>> begin DATASET EXCERPTS
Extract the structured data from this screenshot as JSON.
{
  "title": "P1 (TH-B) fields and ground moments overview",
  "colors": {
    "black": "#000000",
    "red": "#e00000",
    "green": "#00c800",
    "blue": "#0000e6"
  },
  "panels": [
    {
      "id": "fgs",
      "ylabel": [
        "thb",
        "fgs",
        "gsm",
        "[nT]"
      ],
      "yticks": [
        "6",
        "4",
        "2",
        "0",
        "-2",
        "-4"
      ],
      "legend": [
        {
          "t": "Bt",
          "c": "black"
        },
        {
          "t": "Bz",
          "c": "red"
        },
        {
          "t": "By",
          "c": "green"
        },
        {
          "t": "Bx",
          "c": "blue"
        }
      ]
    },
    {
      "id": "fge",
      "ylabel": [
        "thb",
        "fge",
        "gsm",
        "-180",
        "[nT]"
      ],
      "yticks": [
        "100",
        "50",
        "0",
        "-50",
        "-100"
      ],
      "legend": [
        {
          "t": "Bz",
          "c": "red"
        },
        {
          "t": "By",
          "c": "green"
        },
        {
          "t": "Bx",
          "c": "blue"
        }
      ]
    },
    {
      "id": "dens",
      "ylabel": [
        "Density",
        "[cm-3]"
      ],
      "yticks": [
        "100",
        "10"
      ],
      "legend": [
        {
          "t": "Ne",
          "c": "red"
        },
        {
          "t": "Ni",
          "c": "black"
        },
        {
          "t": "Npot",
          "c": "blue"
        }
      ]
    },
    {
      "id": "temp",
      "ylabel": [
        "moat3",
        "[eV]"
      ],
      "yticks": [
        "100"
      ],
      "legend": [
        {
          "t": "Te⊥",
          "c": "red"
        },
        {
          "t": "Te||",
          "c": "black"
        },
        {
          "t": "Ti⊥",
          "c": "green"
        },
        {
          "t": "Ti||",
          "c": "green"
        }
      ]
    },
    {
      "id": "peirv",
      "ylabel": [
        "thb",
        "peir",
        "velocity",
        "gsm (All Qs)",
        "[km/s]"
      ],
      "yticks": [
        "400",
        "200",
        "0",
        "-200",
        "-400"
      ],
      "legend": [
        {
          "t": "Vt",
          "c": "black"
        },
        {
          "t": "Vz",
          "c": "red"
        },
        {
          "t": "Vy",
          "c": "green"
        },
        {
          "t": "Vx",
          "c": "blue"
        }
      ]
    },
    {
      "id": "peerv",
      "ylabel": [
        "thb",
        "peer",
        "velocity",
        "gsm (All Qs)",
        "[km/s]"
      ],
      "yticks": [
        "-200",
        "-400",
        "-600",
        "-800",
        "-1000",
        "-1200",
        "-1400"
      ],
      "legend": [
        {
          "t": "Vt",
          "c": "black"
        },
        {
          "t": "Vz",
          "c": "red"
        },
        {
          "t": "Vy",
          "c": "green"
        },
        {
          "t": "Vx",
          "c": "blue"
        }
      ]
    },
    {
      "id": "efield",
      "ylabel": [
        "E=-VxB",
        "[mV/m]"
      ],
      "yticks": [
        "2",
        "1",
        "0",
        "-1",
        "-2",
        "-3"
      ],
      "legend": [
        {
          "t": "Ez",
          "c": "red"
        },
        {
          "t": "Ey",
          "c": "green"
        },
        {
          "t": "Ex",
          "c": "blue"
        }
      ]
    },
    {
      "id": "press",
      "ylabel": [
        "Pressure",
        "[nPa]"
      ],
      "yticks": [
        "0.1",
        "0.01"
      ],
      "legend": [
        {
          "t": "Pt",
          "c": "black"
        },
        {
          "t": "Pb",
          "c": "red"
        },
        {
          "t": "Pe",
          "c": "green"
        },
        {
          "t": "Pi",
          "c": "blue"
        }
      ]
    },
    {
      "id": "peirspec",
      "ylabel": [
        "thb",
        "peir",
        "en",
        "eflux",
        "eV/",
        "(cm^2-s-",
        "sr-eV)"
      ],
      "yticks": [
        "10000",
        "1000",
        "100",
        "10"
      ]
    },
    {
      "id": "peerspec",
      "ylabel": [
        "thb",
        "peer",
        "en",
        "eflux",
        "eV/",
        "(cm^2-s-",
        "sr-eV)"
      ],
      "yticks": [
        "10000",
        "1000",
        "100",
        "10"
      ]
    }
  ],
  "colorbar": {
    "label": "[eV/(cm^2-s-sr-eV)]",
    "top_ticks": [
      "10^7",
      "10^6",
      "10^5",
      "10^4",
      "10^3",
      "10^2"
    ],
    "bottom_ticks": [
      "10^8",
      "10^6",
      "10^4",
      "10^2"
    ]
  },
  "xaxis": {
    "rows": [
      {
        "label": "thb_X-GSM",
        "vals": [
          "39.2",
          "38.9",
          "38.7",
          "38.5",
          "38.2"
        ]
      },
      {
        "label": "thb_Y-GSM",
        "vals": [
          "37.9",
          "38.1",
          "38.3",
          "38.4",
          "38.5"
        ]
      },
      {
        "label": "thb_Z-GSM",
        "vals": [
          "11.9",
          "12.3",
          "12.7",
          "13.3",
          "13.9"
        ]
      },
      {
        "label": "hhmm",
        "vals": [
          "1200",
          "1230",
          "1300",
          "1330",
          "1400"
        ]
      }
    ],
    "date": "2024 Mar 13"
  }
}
>> end DATASET EXCERPTS
GOAL OF THE EXERCISE | Please restate the records in full, word for word.

FINAL ANSWER |
Extract the structured data from this screenshot as JSON.
{
  "title": "P1 (TH-B) fields and ground moments overview",
  "colors": {
    "black": "#000000",
    "red": "#e00000",
    "green": "#00c800",
    "blue": "#0000e6"
  },
  "panels": [
    {
      "id": "fgs",
      "ylabel": [
        "thb",
        "fgs",
        "gsm",
        "[nT]"
      ],
      "yticks": [
        "6",
        "4",
        "2",
        "0",
        "-2",
        "-4"
      ],
      "legend": [
        {
          "t": "Bt",
          "c": "black"
        },
        {
          "t": "Bz",
          "c": "red"
        },
        {
          "t": "By",
          "c": "green"
        },
        {
          "t": "Bx",
          "c": "blue"
        }
      ]
    },
    {
      "id": "fge",
      "ylabel": [
        "thb",
        "fge",
        "gsm",
        "-180",
        "[nT]"
      ],
      "yticks": [
        "100",
        "50",
        "0",
        "-50",
        "-100"
      ],
      "legend": [
        {
          "t": "Bz",
          "c": "red"
        },
        {
          "t": "By",
          "c": "green"
        },
        {
          "t": "Bx",
          "c": "blue"
        }
      ]
    },
    {
      "id": "dens",
      "ylabel": [
        "Density",
        "[cm-3]"
      ],
      "yticks": [
        "100",
        "10"
      ],
      "legend": [
        {
          "t": "Ne",
          "c": "red"
        },
        {
          "t": "Ni",
          "c": "black"
        },
        {
          "t": "Npot",
          "c": "blue"
        }
      ]
    },
    {
      "id": "temp",
      "ylabel": [
        "moat3",
        "[eV]"
      ],
      "yticks": [
        "100"
      ],
      "legend": [
        {
          "t": "Te⊥",
          "c": "red"
        },
        {
          "t": "Te||",
          "c": "black"
        },
        {
          "t": "Ti⊥",
          "c": "green"
        },
        {
          "t": "Ti||",
          "c": "green"
        }
      ]
    },
    {
      "id": "peirv",
      "ylabel": [
        "thb",
        "peir",
        "velocity",
        "gsm (All Qs)",
        "[km/s]"
      ],
      "yticks": [
        "400",
        "200",
        "0",
        "-200",
        "-400"
      ],
      "legend": [
        {
          "t": "Vt",
          "c": "black"
        },
        {
          "t": "Vz",
          "c": "red"
        },
        {
          "t": "Vy",
          "c": "green"
        },
        {
          "t": "Vx",
          "c": "blue"
        }
      ]
    },
    {
      "id": "peerv",
      "ylabel": [
        "thb",
        "peer",
        "velocity",
        "gsm (All Qs)",
        "[km/s]"
      ],
      "yticks": [
        "-200",
        "-400",
        "-600",
        "-800",
        "-1000",
        "-1200",
        "-1400"
      ],
      "legend": [
        {
          "t": "Vt",
          "c": "black"
        },
        {
          "t": "Vz",
          "c": "red"
        },
        {
          "t": "Vy",
          "c": "green"
        },
        {
          "t": "Vx",
          "c": "blue"
        }
      ]
    },
    {
      "id": "efield",
      "ylabel": [
        "E=-VxB",
        "[mV/m]"
      ],
      "yticks": [
        "2",
        "1",
        "0",
        "-1",
        "-2",
        "-3"
      ],
      "legend": [
        {
          "t": "Ez",
          "c": "red"
        },
        {
          "t": "Ey",
          "c": "green"
        },
        {
          "t": "Ex",
          "c": "blue"
        }
      ]
    },
    {
      "id": "press",
      "ylabel": [
        "Pressure",
        "[nPa]"
      ],
      "yticks": [
        "0.1",
        "0.01"
      ],
      "legend": [
        {
          "t": "Pt",
          "c": "black"
        },
        {
          "t": "Pb",
          "c": "red"
        },
        {
          "t": "Pe",
          "c": "green"
        },
        {
          "t": "Pi",
          "c": "blue"
        }
      ]
    },
    {
      "id": "peirspec",
      "ylabel": [
        "thb",
        "peir",
        "en",
        "eflux",
        "eV/",
        "(cm^2-s-",
        "sr-eV)"
      ],
      "yticks": [
        "10000",
        "1000",
        "100",
        "10"
      ]
    },
    {
      "id": "peerspec",
      "ylabel": [
        "thb",
        "peer",
        "en",
        "eflux",
        "eV/",
        "(cm^2-s-",
        "sr-eV)"
      ],
      "yticks": [
        "10000",
        "1000",
        "100",
        "10"
      ]
    }
  ],
  "colorbar": {
    "label": "[eV/(cm^2-s-sr-eV)]",
    "top_ticks": [
      "10^7",
      "10^6",
      "10^5",
      "10^4",
      "10^3",
      "10^2"
    ],
    "bottom_ticks": [
      "10^8",
      "10^6",
      "10^4",
      "10^2"
    ]
  },
  "xaxis": {
    "rows": [
      {
        "label": "thb_X-GSM",
        "vals": [
          "39.2",
          "38.9",
          "38.7",
          "38.5",
          "38.2"
        ]
      },
      {
        "label": "thb_Y-GSM",
        "vals": [
          "37.9",
          "38.1",
          "38.3",
          "38.4",
          "38.5"
        ]
      },
      {
        "label": "thb_Z-GSM",
        "vals": [
          "11.9",
          "12.3",
          "12.7",
          "13.3",
          "13.9"
        ]
      },
      {
        "label": "hhmm",
        "vals": [
          "1200",
          "1230",
          "1300",
          "1330",
          "1400"
        ]
      }
    ],
    "date": "2024 Mar 13"
  }
}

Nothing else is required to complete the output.